Set problem: Gather all lines with "Заметки" from the records.

Raw records
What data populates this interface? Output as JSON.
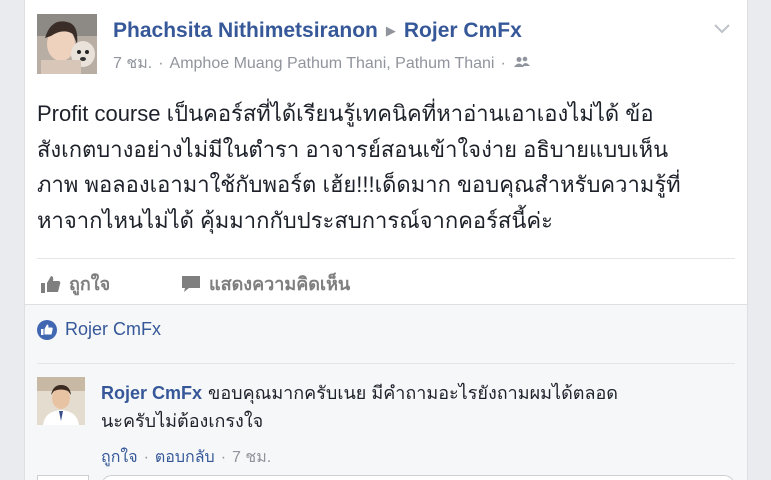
{
  "post": {
    "author": "Phachsita Nithimetsiranon",
    "target": "Rojer CmFx",
    "time": "7 ชม.",
    "location": "Amphoe Muang Pathum Thani, Pathum Thani",
    "separator": "·",
    "text_lines": [
      "Profit course เป็นคอร์สที่ได้เรียนรู้เทคนิคที่หาอ่านเอาเองไม่ได้ ข้อ",
      "สังเกตบางอย่างไม่มีในตำรา อาจารย์สอนเข้าใจง่าย อธิบายแบบเห็น",
      "ภาพ พอลองเอามาใช้กับพอร์ต เฮ้ย!!!เด็ดมาก ขอบคุณสำหรับความรู้ที่",
      "หาจากไหนไม่ได้ คุ้มมากกับประสบการณ์จากคอร์สนี้ค่ะ"
    ]
  },
  "actions": {
    "like_label": "ถูกใจ",
    "comment_label": "แสดงความคิดเห็น"
  },
  "likes": {
    "liker": "Rojer CmFx"
  },
  "comment": {
    "author": "Rojer CmFx",
    "text_line1": "ขอบคุณมากครับเนย มีคำถามอะไรยังถามผมได้ตลอด",
    "text_line2": "นะครับไม่ต้องเกรงใจ",
    "like_label": "ถูกใจ",
    "reply_label": "ตอบกลับ",
    "time": "7 ชม.",
    "separator": "·"
  },
  "colors": {
    "link": "#365899",
    "muted": "#90949c",
    "like_blue": "#4267b2"
  },
  "icons": [
    "chevron-down-icon",
    "friends-icon",
    "like-thumb-icon",
    "comment-bubble-icon",
    "like-badge-icon"
  ]
}
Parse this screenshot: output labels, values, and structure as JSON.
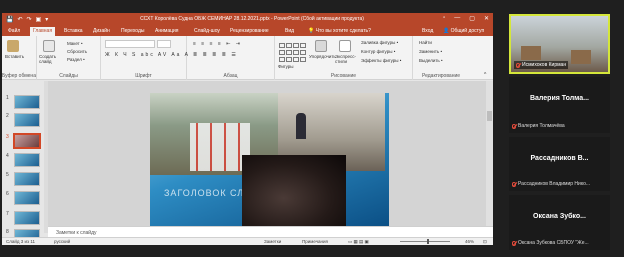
{
  "window": {
    "title": "ССХТ Королёва Судна ОБЖ СЕМИНАР 28.12.2021.pptx - PowerPoint (Сбой активации продукта)",
    "quick_access": [
      "💾",
      "↶",
      "↷",
      "▣",
      "▾"
    ],
    "controls": [
      "▫",
      "—",
      "▢",
      "✕"
    ]
  },
  "tabs": [
    "Файл",
    "Главная",
    "Вставка",
    "Дизайн",
    "Переходы",
    "Анимация",
    "Слайд-шоу",
    "Рецензирование",
    "Вид"
  ],
  "active_tab": "Главная",
  "tell_me": "Что вы хотите сделать?",
  "signin": "Вход",
  "share": "Общий доступ",
  "ribbon": {
    "groups": [
      "Буфер обмена",
      "Слайды",
      "Шрифт",
      "Абзац",
      "Рисование",
      "Редактирование"
    ],
    "clipboard": {
      "paste": "Вставить",
      "cut": "Макет •",
      "copy": "Восстановить",
      "format": "Раздел •"
    },
    "slides": {
      "new_slide": "Создать слайд",
      "layout": "Макет •",
      "reset": "Сбросить",
      "section": "Раздел •"
    },
    "font": {
      "font_name": "",
      "font_size": "",
      "format_row": "Ж К Ч S abc AV Aa A"
    },
    "drawing": {
      "arrange": "Упорядочить",
      "quick_styles": "Экспресс-стили",
      "fill": "Заливка фигуры •",
      "outline": "Контур фигуры •",
      "effects": "Эффекты фигуры •",
      "shapes": "Фигуры"
    },
    "editing": {
      "find": "Найти",
      "replace": "Заменить •",
      "select": "Выделить •"
    }
  },
  "thumbnails": [
    "1",
    "2",
    "3",
    "4",
    "5",
    "6",
    "7",
    "8"
  ],
  "selected_thumbnail": "3",
  "slide": {
    "title_text": "ЗАГОЛОВОК СЛАЙДА"
  },
  "notes_placeholder": "Заметки к слайду",
  "status": {
    "slide_of": "Слайд 3 из 11",
    "language": "русский",
    "notes": "Заметки",
    "comments": "Примечания",
    "zoom": "46%"
  },
  "participants": [
    {
      "tile_name": "",
      "full_name": "Исмихоков Кирман",
      "video": true
    },
    {
      "tile_name": "Валерия Толма...",
      "full_name": "Валерия Толмачёва",
      "video": false
    },
    {
      "tile_name": "Рассадников В...",
      "full_name": "Рассадников Владимир Нико...",
      "video": false
    },
    {
      "tile_name": "Оксана Зубко...",
      "full_name": "Оксана Зубкова СБПОУ \"Же...",
      "video": false
    }
  ],
  "colors": {
    "ppt_accent": "#b7472a",
    "active_speaker_border": "#d4e63a",
    "muted_icon": "#e24b3b"
  }
}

Result for this task:
  "notes_placeholder": "Заметки к слайду",
    "notes": "Заметки",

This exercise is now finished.